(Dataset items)
-- Begin --
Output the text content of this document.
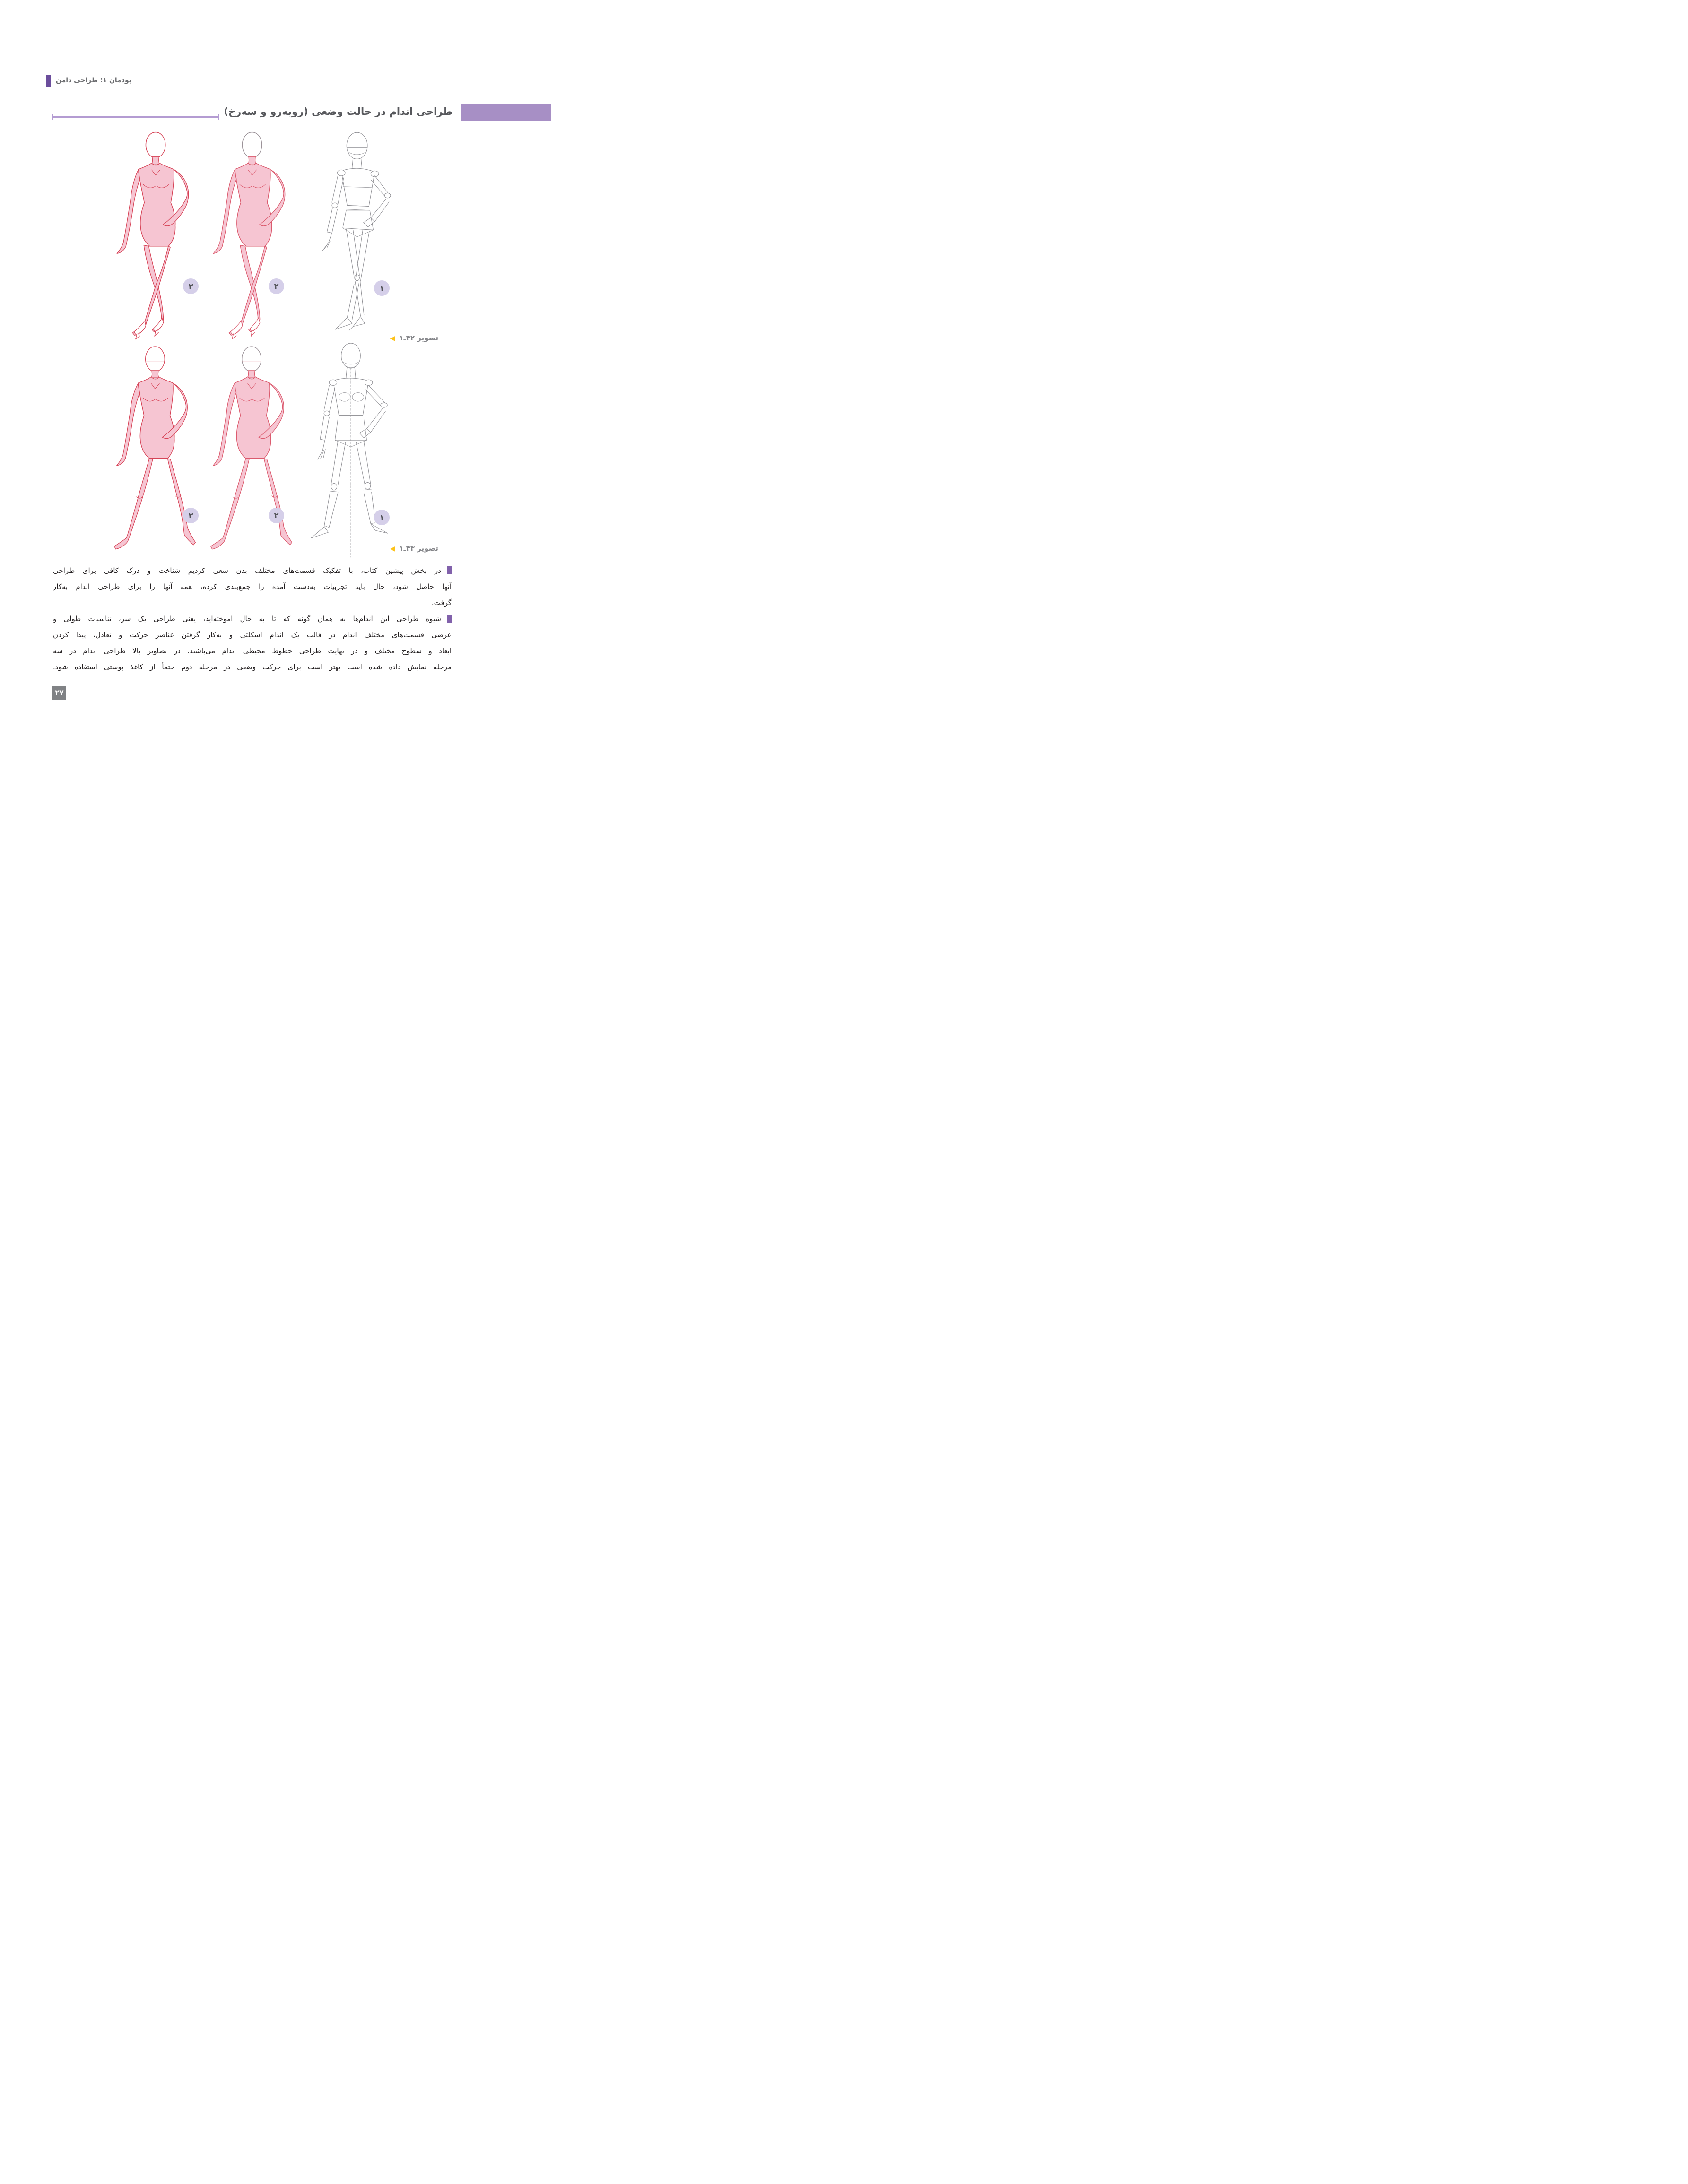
پودمان ۱: طراحی دامن
طراحی اندام در حالت وضعی (روبه‌رو و سه‌رخ)
۳	۲	۱
تصویر ۴۲ـ۱◀
۳	۲	۱
تصویر ۴۳ـ۱◀
در بخش پیشین کتاب، با تفکیک قسمت‌های مختلف بدن سعی کردیم شناخت و درک کافی برای طراحی
آنها حاصل شود، حال باید تجربیات به‌دست آمده را جمع‌بندی کرده، همه آنها را برای طراحی اندام به‌کار
گرفت.
شیوه طراحی این اندام‌ها به همان گونه که تا به حال آموخته‌اید، یعنی طراحی یک سر، تناسبات طولی و
عرضی قسمت‌های مختلف اندام در قالب یک اندام اسکلتی و به‌کار گرفتن عناصر حرکت و تعادل، پیدا کردن
ابعاد و سطوح مختلف و در نهایت طراحی خطوط محیطی اندام می‌باشند. در تصاویر بالا طراحی اندام در سه
مرحله نمایش داده شده است بهتر است برای حرکت وضعی در مرحله دوم حتماً از کاغذ پوستی استفاده شود.
۲۷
-- End --
**OBJECTIVE:** A faithful copy of the records above is needed, with the pictures left out.

**FULL RESPONSE:**
Output the text content of this document.
پودمان ۱: طراحی دامن
طراحی اندام در حالت وضعی (روبه‌رو و سه‌رخ)
۳	۲	۱
تصویر ۴۲ـ۱◀
۳	۲	۱
تصویر ۴۳ـ۱◀
در بخش پیشین کتاب، با تفکیک قسمت‌های مختلف بدن سعی کردیم شناخت و درک کافی برای طراحی
آنها حاصل شود، حال باید تجربیات به‌دست آمده را جمع‌بندی کرده، همه آنها را برای طراحی اندام به‌کار
گرفت.
شیوه طراحی این اندام‌ها به همان گونه که تا به حال آموخته‌اید، یعنی طراحی یک سر، تناسبات طولی و
عرضی قسمت‌های مختلف اندام در قالب یک اندام اسکلتی و به‌کار گرفتن عناصر حرکت و تعادل، پیدا کردن
ابعاد و سطوح مختلف و در نهایت طراحی خطوط محیطی اندام می‌باشند. در تصاویر بالا طراحی اندام در سه
مرحله نمایش داده شده است بهتر است برای حرکت وضعی در مرحله دوم حتماً از کاغذ پوستی استفاده شود.
۲۷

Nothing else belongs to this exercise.